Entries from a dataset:
>>>

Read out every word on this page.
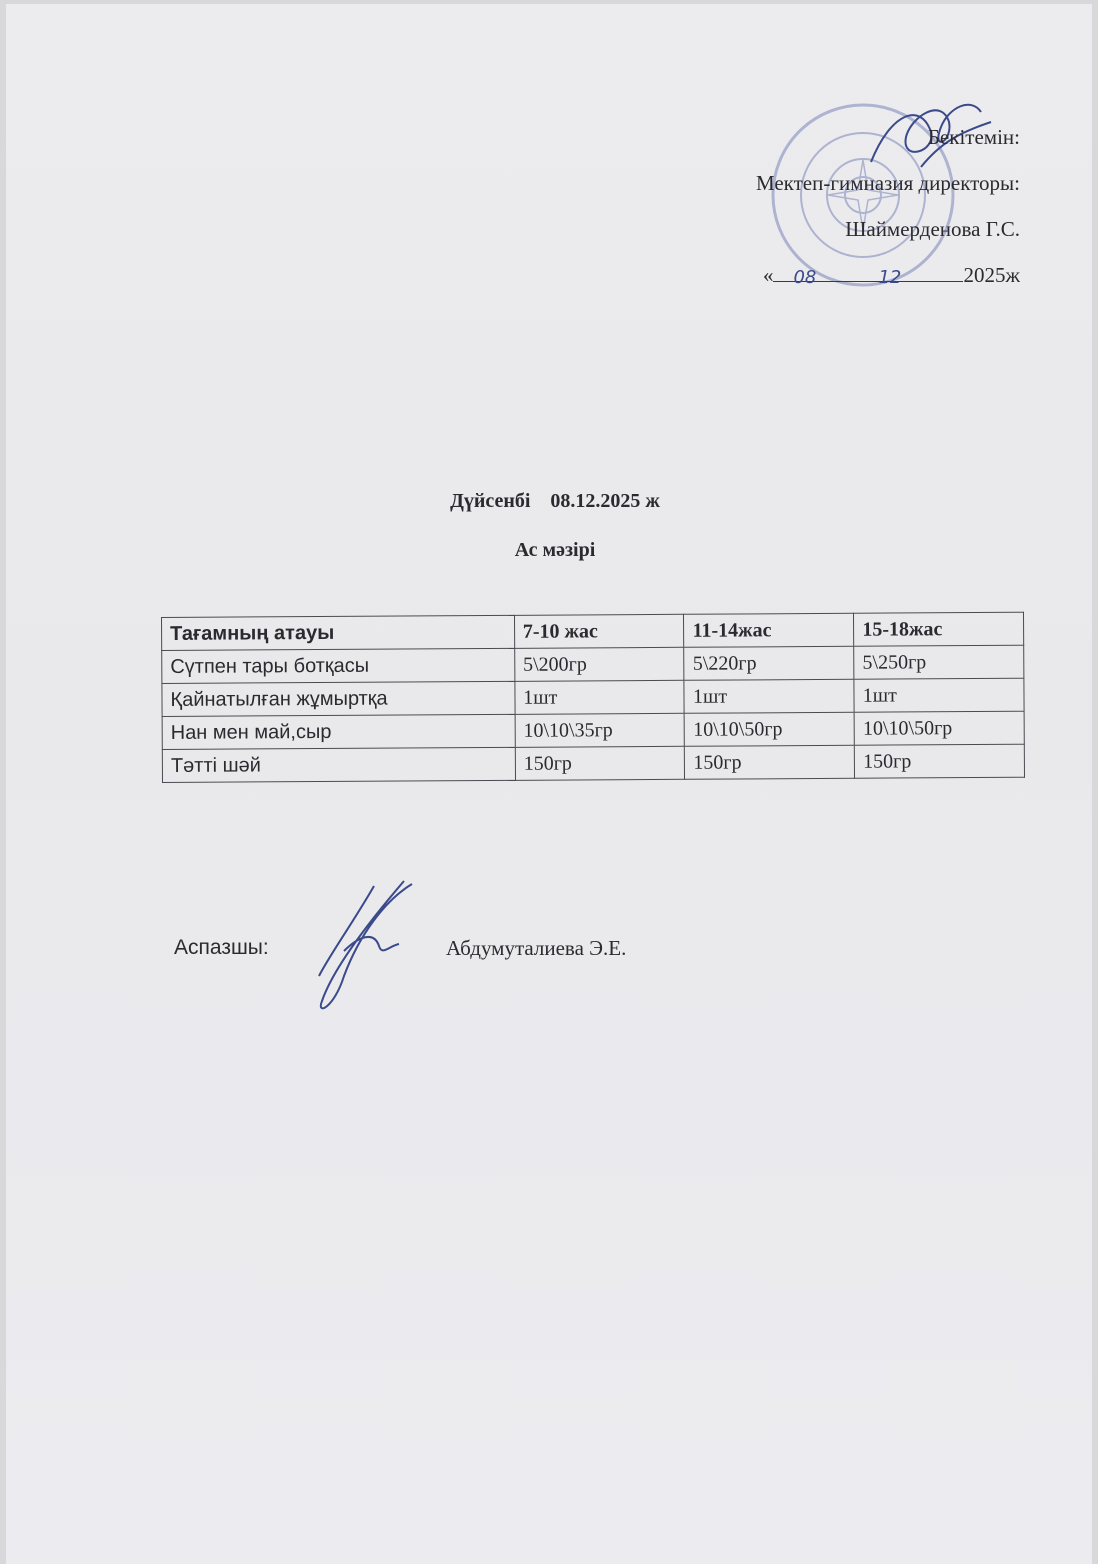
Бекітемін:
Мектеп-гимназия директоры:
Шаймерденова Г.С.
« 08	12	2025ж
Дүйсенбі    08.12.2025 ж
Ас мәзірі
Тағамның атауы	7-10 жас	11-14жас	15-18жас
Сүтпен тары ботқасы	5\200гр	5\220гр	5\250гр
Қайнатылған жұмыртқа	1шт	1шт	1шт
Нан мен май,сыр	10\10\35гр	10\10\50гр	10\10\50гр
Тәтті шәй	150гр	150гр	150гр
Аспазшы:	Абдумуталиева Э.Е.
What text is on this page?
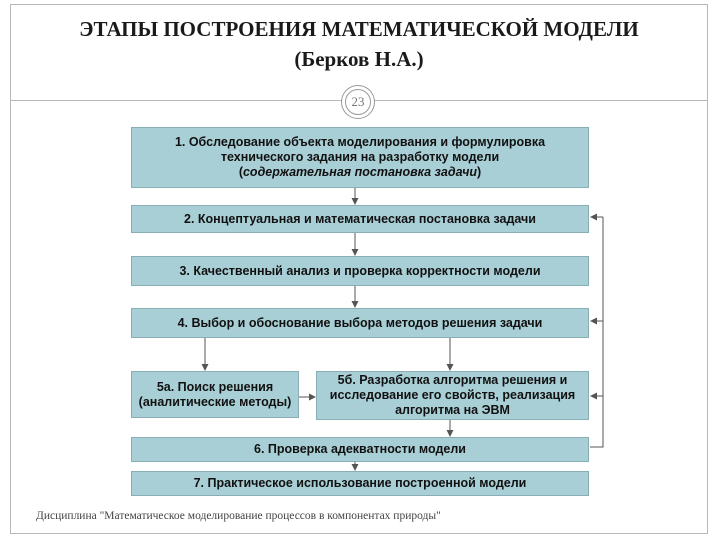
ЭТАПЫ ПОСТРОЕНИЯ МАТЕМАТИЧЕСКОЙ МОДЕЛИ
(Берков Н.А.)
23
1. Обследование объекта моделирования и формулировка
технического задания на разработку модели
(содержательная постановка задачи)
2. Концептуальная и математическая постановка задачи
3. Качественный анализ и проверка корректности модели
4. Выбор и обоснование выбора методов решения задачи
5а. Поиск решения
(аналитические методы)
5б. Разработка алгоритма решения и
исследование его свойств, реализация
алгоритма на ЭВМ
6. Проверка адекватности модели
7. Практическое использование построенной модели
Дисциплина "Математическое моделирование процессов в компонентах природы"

<<<
>>>

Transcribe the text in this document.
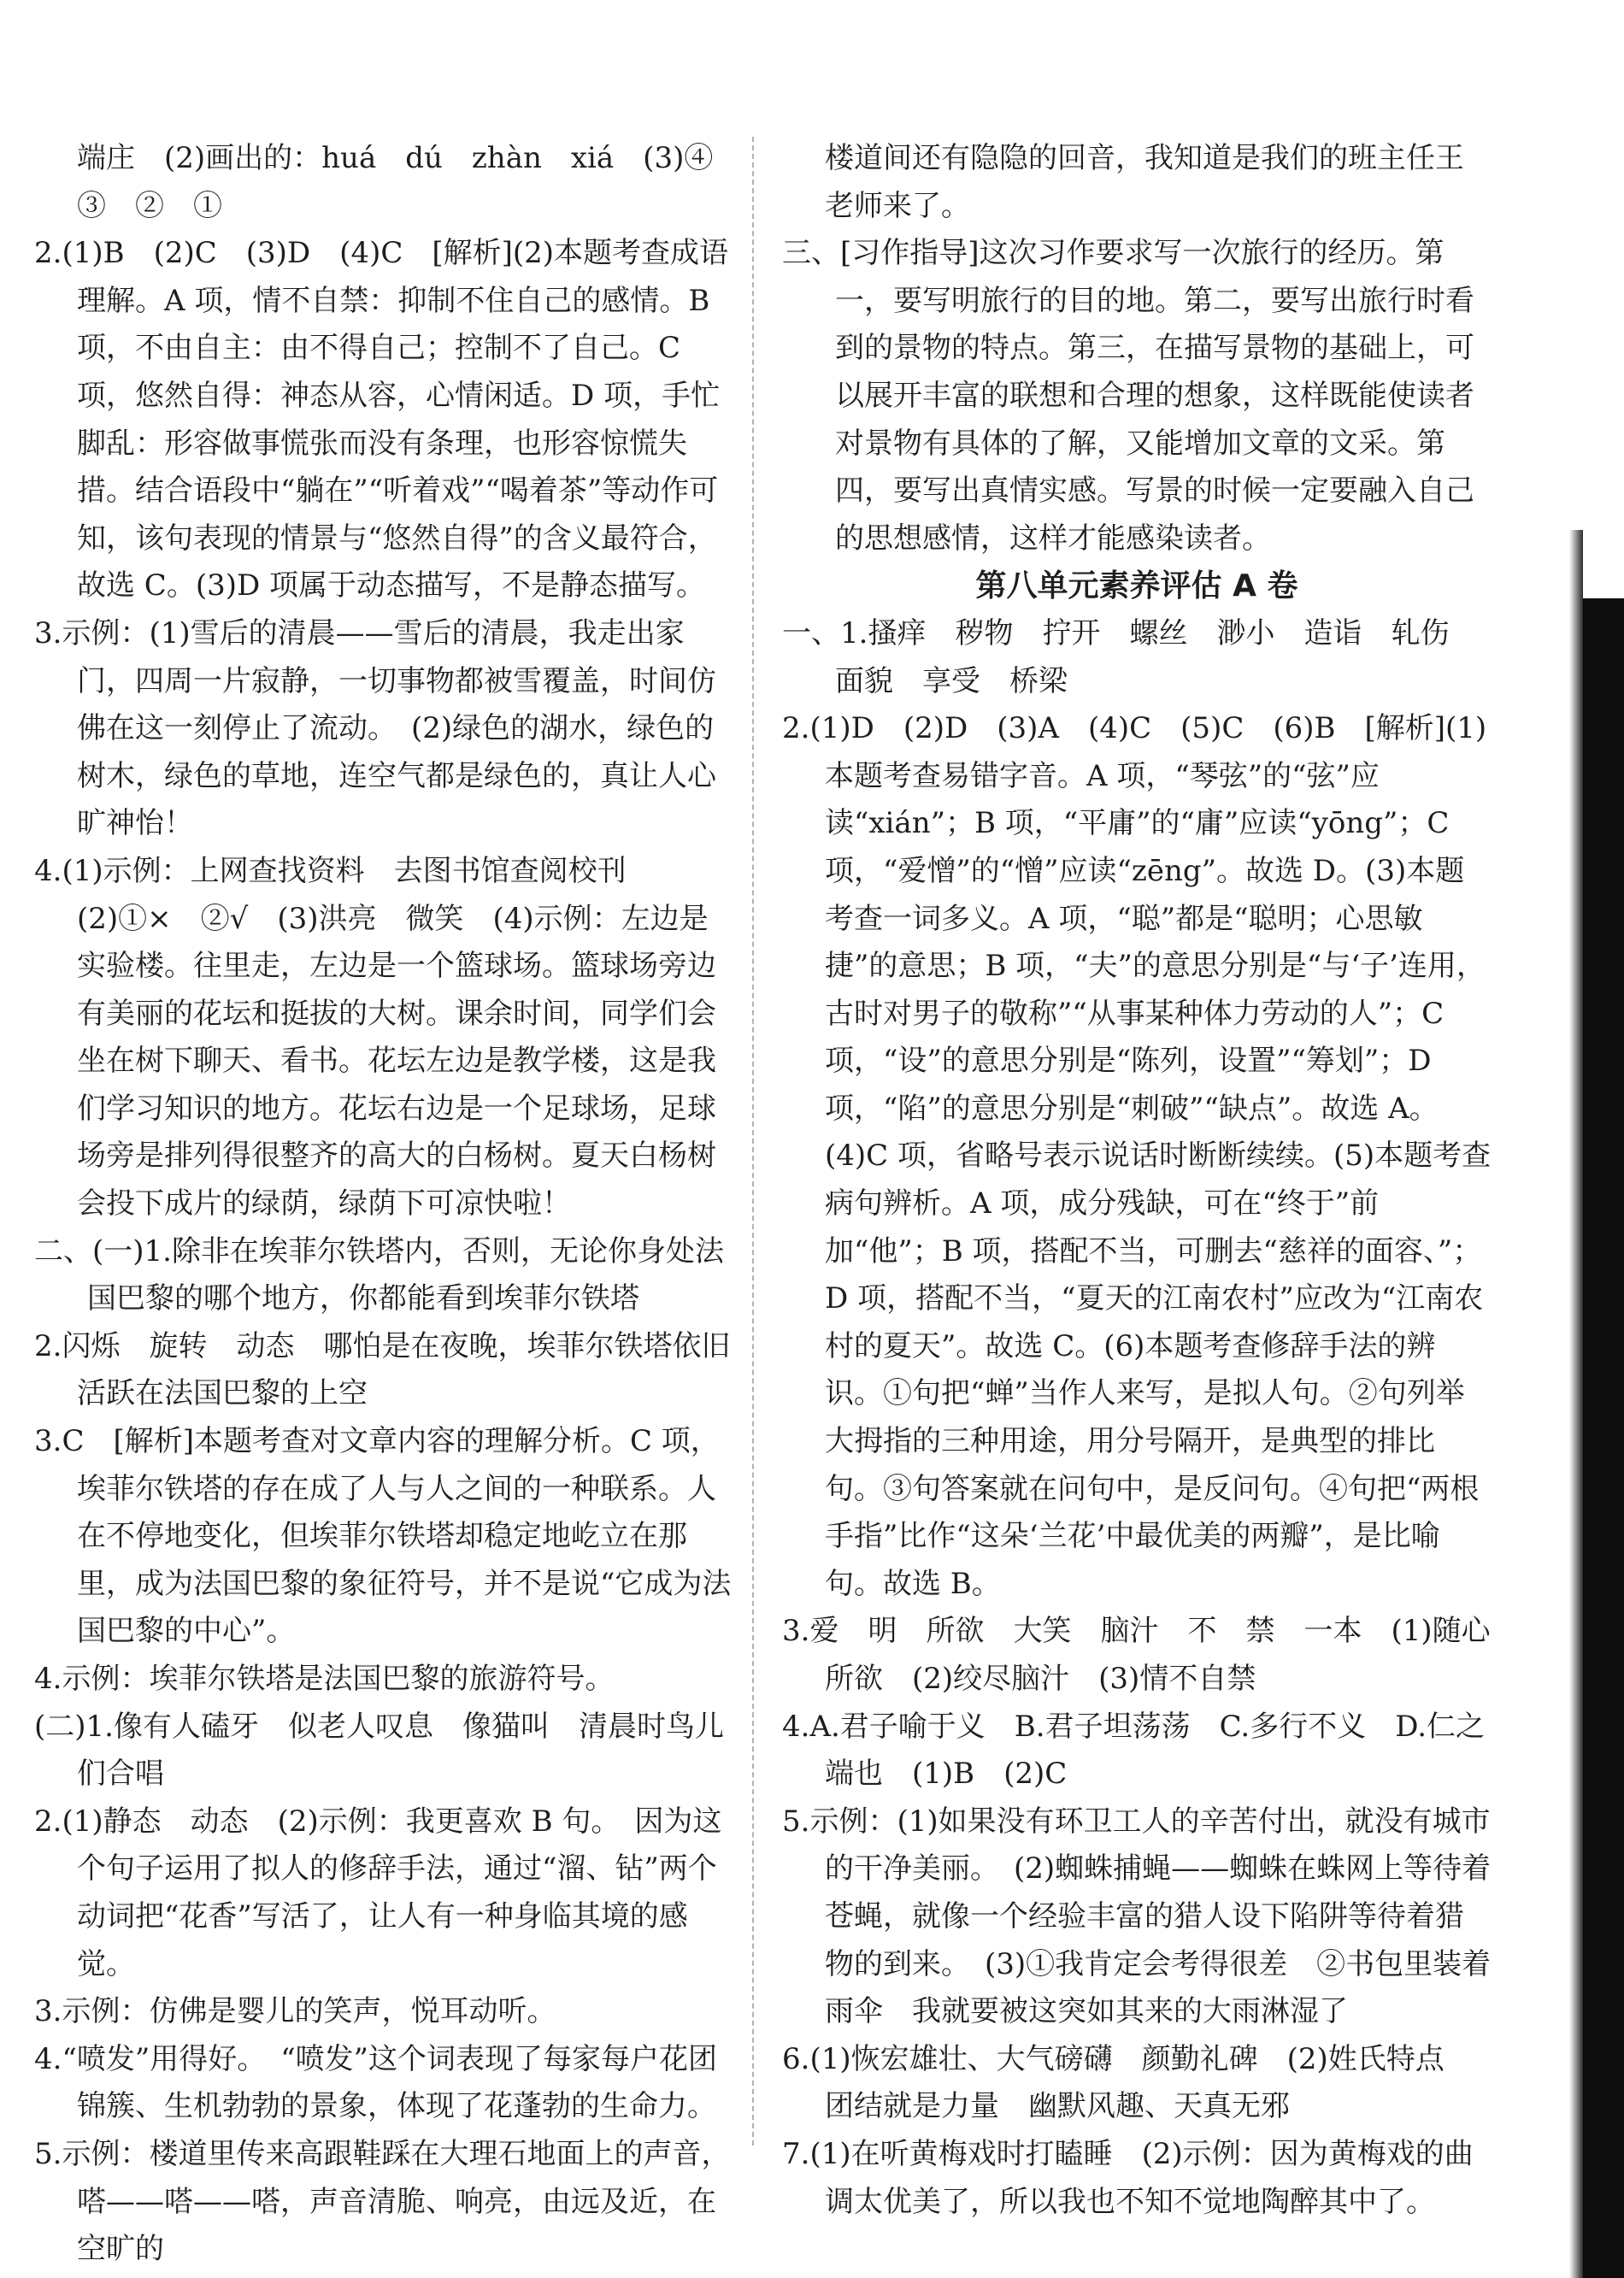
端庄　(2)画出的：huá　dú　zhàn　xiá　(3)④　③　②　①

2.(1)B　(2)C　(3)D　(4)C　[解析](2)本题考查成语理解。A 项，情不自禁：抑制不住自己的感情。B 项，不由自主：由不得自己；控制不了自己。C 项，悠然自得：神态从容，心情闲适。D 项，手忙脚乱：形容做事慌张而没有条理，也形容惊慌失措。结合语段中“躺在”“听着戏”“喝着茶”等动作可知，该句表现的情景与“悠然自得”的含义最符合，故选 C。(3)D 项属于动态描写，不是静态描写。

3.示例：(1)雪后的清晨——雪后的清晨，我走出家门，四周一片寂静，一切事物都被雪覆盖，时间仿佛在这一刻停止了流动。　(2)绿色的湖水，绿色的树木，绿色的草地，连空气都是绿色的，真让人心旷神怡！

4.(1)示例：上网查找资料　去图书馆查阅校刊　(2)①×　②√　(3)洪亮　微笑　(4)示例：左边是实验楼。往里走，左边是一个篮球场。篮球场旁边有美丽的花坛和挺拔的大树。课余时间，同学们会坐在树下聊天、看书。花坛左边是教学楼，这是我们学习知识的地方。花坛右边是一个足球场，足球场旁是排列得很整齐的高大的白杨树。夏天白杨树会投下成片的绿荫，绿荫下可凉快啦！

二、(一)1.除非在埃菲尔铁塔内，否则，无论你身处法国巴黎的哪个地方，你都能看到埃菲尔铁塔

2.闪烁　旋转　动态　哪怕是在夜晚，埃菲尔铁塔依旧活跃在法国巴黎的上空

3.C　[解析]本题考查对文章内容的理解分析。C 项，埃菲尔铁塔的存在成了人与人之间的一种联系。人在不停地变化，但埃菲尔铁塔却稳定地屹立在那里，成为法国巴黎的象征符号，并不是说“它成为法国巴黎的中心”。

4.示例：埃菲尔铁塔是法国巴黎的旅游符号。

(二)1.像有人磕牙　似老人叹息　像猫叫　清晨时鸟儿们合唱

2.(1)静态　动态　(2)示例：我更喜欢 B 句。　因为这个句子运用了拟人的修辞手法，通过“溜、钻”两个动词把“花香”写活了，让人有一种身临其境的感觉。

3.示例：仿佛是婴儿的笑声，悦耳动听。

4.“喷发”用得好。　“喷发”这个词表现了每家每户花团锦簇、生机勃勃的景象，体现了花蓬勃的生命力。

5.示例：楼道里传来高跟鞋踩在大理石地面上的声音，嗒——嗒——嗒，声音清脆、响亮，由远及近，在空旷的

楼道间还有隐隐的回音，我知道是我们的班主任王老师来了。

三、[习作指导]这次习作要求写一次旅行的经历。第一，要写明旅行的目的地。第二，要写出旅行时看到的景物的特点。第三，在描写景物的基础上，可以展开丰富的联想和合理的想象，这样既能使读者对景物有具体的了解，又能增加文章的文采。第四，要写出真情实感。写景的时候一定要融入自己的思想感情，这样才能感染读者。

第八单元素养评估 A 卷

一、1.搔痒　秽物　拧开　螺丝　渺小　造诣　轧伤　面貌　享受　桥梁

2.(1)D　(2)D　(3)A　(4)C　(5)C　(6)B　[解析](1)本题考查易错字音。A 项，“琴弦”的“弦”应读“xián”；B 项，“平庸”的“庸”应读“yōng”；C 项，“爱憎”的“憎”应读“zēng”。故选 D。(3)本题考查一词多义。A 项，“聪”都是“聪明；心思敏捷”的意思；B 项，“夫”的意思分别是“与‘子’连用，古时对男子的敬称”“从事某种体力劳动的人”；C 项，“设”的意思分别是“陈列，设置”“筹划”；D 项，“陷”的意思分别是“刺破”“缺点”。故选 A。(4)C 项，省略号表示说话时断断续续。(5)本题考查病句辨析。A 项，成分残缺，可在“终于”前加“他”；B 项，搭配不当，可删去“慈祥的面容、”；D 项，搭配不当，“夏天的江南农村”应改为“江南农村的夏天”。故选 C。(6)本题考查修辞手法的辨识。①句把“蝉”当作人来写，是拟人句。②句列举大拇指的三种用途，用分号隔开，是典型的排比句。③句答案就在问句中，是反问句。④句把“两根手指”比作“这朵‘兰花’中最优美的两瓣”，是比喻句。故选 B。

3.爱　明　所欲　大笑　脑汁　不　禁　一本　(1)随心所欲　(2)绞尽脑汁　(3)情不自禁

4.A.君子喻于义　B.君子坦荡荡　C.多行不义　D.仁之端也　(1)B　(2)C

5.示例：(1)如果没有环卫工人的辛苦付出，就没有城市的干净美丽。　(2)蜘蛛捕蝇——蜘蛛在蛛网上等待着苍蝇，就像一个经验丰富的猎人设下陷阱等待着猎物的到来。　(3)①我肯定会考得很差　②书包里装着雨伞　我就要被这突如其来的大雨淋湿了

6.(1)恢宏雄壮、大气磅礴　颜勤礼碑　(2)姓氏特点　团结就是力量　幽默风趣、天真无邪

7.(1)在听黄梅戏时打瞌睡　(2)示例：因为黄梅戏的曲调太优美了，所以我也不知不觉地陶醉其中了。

<<<

Work required: Pick out the lines above that hold the string "постановка" and show them.

Written answer:
(содержательная постановка задачи)
2. Концептуальная и математическая постановка задачи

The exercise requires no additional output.